• _DATA IN THIS EXERCISE_:
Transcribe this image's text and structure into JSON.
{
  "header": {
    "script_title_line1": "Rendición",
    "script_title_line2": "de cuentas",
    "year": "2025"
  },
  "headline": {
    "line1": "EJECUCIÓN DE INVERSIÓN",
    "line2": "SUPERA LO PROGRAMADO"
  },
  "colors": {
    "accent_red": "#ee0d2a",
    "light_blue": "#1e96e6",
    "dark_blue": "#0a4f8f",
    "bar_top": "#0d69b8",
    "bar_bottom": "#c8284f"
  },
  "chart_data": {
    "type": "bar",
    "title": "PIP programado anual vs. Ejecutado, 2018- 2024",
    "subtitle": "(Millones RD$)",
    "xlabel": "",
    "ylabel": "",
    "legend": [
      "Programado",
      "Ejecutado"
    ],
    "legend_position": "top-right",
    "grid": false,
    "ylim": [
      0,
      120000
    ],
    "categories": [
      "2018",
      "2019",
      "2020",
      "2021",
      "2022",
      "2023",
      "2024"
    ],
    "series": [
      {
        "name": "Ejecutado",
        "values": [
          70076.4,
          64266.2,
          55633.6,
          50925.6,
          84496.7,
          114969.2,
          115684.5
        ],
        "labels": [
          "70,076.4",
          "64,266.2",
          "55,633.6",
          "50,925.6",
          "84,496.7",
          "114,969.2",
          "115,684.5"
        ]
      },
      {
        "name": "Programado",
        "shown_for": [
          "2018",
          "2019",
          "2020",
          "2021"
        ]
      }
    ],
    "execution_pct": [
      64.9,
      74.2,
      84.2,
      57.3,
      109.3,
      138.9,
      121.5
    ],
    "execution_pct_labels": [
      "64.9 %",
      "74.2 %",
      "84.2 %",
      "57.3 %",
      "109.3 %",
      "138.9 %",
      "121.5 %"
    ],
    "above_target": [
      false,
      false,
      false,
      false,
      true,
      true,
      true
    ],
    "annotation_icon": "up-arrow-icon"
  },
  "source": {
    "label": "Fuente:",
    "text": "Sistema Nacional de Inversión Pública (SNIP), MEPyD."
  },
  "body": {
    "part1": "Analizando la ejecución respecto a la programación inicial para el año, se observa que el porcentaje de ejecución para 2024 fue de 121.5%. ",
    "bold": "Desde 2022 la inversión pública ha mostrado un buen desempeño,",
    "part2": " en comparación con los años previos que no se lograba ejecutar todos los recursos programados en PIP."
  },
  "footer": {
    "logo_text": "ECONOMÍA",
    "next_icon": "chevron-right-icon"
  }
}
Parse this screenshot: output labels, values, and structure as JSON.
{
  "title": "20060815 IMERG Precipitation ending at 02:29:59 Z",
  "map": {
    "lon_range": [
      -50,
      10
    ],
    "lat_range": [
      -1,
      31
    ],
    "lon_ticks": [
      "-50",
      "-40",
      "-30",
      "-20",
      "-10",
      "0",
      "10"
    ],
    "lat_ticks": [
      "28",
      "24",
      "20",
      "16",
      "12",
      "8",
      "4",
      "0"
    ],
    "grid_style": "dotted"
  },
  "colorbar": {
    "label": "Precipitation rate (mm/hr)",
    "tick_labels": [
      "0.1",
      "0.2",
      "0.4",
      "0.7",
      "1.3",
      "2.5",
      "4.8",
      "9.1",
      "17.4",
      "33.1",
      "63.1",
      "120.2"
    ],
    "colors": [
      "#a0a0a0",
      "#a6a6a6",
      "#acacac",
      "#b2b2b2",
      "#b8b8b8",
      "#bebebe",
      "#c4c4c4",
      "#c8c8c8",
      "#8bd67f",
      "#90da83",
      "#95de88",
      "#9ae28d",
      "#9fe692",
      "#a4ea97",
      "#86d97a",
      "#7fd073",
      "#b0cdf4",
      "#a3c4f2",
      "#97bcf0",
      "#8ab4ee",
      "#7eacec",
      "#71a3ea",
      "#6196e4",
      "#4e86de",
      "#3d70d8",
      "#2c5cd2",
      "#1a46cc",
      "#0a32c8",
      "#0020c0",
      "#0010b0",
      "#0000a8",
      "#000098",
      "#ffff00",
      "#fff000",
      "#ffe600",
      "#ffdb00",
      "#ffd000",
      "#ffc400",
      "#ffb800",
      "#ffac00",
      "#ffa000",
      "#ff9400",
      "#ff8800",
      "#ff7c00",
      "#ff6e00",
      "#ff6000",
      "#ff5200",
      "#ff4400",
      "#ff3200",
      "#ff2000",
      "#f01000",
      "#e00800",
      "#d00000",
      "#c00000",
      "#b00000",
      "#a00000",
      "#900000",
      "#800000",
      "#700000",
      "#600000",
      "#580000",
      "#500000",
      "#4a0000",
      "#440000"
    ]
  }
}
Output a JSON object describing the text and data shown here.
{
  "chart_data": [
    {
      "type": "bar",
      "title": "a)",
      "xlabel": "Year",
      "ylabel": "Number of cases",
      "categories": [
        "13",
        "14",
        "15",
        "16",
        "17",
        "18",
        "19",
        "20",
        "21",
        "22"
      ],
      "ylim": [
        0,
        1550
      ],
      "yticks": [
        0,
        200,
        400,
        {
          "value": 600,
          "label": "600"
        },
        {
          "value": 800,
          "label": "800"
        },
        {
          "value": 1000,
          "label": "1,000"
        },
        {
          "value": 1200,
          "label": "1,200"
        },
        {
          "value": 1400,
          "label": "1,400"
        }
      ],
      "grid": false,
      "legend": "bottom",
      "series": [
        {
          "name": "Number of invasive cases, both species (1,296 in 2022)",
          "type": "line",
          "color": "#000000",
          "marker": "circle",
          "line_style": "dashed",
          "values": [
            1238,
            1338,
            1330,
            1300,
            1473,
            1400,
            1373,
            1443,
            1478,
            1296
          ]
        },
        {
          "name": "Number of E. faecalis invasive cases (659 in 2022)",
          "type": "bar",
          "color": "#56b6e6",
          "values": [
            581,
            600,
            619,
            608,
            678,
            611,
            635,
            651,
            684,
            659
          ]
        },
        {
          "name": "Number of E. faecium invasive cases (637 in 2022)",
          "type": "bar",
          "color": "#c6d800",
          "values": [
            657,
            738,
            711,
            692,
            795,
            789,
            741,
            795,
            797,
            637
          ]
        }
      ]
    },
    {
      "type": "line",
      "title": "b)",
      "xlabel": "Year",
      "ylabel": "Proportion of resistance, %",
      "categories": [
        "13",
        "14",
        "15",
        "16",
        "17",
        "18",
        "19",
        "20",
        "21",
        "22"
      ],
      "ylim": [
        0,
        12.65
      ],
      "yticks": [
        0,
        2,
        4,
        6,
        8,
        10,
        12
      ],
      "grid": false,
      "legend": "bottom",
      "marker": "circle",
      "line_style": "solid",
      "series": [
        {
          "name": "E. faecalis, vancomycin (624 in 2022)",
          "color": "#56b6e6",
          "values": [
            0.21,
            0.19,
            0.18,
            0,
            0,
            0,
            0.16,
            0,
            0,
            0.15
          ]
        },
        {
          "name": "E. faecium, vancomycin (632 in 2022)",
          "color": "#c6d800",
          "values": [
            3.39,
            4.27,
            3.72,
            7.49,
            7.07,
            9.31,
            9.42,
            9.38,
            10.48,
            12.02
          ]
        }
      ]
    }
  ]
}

• _BRIEF_: Output the records above in their entirety, exactly.

• _ANSWER TO THE PROBLEM_:
Transcribe this image's text and structure into JSON.
{
  "header": {
    "script_title_line1": "Rendición",
    "script_title_line2": "de cuentas",
    "year": "2025"
  },
  "headline": {
    "line1": "EJECUCIÓN DE INVERSIÓN",
    "line2": "SUPERA LO PROGRAMADO"
  },
  "colors": {
    "accent_red": "#ee0d2a",
    "light_blue": "#1e96e6",
    "dark_blue": "#0a4f8f",
    "bar_top": "#0d69b8",
    "bar_bottom": "#c8284f"
  },
  "chart_data": {
    "type": "bar",
    "title": "PIP programado anual vs. Ejecutado, 2018- 2024",
    "subtitle": "(Millones RD$)",
    "xlabel": "",
    "ylabel": "",
    "legend": [
      "Programado",
      "Ejecutado"
    ],
    "legend_position": "top-right",
    "grid": false,
    "ylim": [
      0,
      120000
    ],
    "categories": [
      "2018",
      "2019",
      "2020",
      "2021",
      "2022",
      "2023",
      "2024"
    ],
    "series": [
      {
        "name": "Ejecutado",
        "values": [
          70076.4,
          64266.2,
          55633.6,
          50925.6,
          84496.7,
          114969.2,
          115684.5
        ],
        "labels": [
          "70,076.4",
          "64,266.2",
          "55,633.6",
          "50,925.6",
          "84,496.7",
          "114,969.2",
          "115,684.5"
        ]
      },
      {
        "name": "Programado",
        "shown_for": [
          "2018",
          "2019",
          "2020",
          "2021"
        ]
      }
    ],
    "execution_pct": [
      64.9,
      74.2,
      84.2,
      57.3,
      109.3,
      138.9,
      121.5
    ],
    "execution_pct_labels": [
      "64.9 %",
      "74.2 %",
      "84.2 %",
      "57.3 %",
      "109.3 %",
      "138.9 %",
      "121.5 %"
    ],
    "above_target": [
      false,
      false,
      false,
      false,
      true,
      true,
      true
    ],
    "annotation_icon": "up-arrow-icon"
  },
  "source": {
    "label": "Fuente:",
    "text": "Sistema Nacional de Inversión Pública (SNIP), MEPyD."
  },
  "body": {
    "part1": "Analizando la ejecución respecto a la programación inicial para el año, se observa que el porcentaje de ejecución para 2024 fue de 121.5%. ",
    "bold": "Desde 2022 la inversión pública ha mostrado un buen desempeño,",
    "part2": " en comparación con los años previos que no se lograba ejecutar todos los recursos programados en PIP."
  },
  "footer": {
    "logo_text": "ECONOMÍA",
    "next_icon": "chevron-right-icon"
  }
}
Parse this screenshot: output labels, values, and structure as JSON.
{
  "title": "20060815 IMERG Precipitation ending at 02:29:59 Z",
  "map": {
    "lon_range": [
      -50,
      10
    ],
    "lat_range": [
      -1,
      31
    ],
    "lon_ticks": [
      "-50",
      "-40",
      "-30",
      "-20",
      "-10",
      "0",
      "10"
    ],
    "lat_ticks": [
      "28",
      "24",
      "20",
      "16",
      "12",
      "8",
      "4",
      "0"
    ],
    "grid_style": "dotted"
  },
  "colorbar": {
    "label": "Precipitation rate (mm/hr)",
    "tick_labels": [
      "0.1",
      "0.2",
      "0.4",
      "0.7",
      "1.3",
      "2.5",
      "4.8",
      "9.1",
      "17.4",
      "33.1",
      "63.1",
      "120.2"
    ],
    "colors": [
      "#a0a0a0",
      "#a6a6a6",
      "#acacac",
      "#b2b2b2",
      "#b8b8b8",
      "#bebebe",
      "#c4c4c4",
      "#c8c8c8",
      "#8bd67f",
      "#90da83",
      "#95de88",
      "#9ae28d",
      "#9fe692",
      "#a4ea97",
      "#86d97a",
      "#7fd073",
      "#b0cdf4",
      "#a3c4f2",
      "#97bcf0",
      "#8ab4ee",
      "#7eacec",
      "#71a3ea",
      "#6196e4",
      "#4e86de",
      "#3d70d8",
      "#2c5cd2",
      "#1a46cc",
      "#0a32c8",
      "#0020c0",
      "#0010b0",
      "#0000a8",
      "#000098",
      "#ffff00",
      "#fff000",
      "#ffe600",
      "#ffdb00",
      "#ffd000",
      "#ffc400",
      "#ffb800",
      "#ffac00",
      "#ffa000",
      "#ff9400",
      "#ff8800",
      "#ff7c00",
      "#ff6e00",
      "#ff6000",
      "#ff5200",
      "#ff4400",
      "#ff3200",
      "#ff2000",
      "#f01000",
      "#e00800",
      "#d00000",
      "#c00000",
      "#b00000",
      "#a00000",
      "#900000",
      "#800000",
      "#700000",
      "#600000",
      "#580000",
      "#500000",
      "#4a0000",
      "#440000"
    ]
  }
}
Output a JSON object describing the text and data shown here.
{
  "chart_data": [
    {
      "type": "bar",
      "title": "a)",
      "xlabel": "Year",
      "ylabel": "Number of cases",
      "categories": [
        "13",
        "14",
        "15",
        "16",
        "17",
        "18",
        "19",
        "20",
        "21",
        "22"
      ],
      "ylim": [
        0,
        1550
      ],
      "yticks": [
        0,
        200,
        400,
        {
          "value": 600,
          "label": "600"
        },
        {
          "value": 800,
          "label": "800"
        },
        {
          "value": 1000,
          "label": "1,000"
        },
        {
          "value": 1200,
          "label": "1,200"
        },
        {
          "value": 1400,
          "label": "1,400"
        }
      ],
      "grid": false,
      "legend": "bottom",
      "series": [
        {
          "name": "Number of invasive cases, both species (1,296 in 2022)",
          "type": "line",
          "color": "#000000",
          "marker": "circle",
          "line_style": "dashed",
          "values": [
            1238,
            1338,
            1330,
            1300,
            1473,
            1400,
            1373,
            1443,
            1478,
            1296
          ]
        },
        {
          "name": "Number of E. faecalis invasive cases (659 in 2022)",
          "type": "bar",
          "color": "#56b6e6",
          "values": [
            581,
            600,
            619,
            608,
            678,
            611,
            635,
            651,
            684,
            659
          ]
        },
        {
          "name": "Number of E. faecium invasive cases (637 in 2022)",
          "type": "bar",
          "color": "#c6d800",
          "values": [
            657,
            738,
            711,
            692,
            795,
            789,
            741,
            795,
            797,
            637
          ]
        }
      ]
    },
    {
      "type": "line",
      "title": "b)",
      "xlabel": "Year",
      "ylabel": "Proportion of resistance, %",
      "categories": [
        "13",
        "14",
        "15",
        "16",
        "17",
        "18",
        "19",
        "20",
        "21",
        "22"
      ],
      "ylim": [
        0,
        12.65
      ],
      "yticks": [
        0,
        2,
        4,
        6,
        8,
        10,
        12
      ],
      "grid": false,
      "legend": "bottom",
      "marker": "circle",
      "line_style": "solid",
      "series": [
        {
          "name": "E. faecalis, vancomycin (624 in 2022)",
          "color": "#56b6e6",
          "values": [
            0.21,
            0.19,
            0.18,
            0,
            0,
            0,
            0.16,
            0,
            0,
            0.15
          ]
        },
        {
          "name": "E. faecium, vancomycin (632 in 2022)",
          "color": "#c6d800",
          "values": [
            3.39,
            4.27,
            3.72,
            7.49,
            7.07,
            9.31,
            9.42,
            9.38,
            10.48,
            12.02
          ]
        }
      ]
    }
  ]
}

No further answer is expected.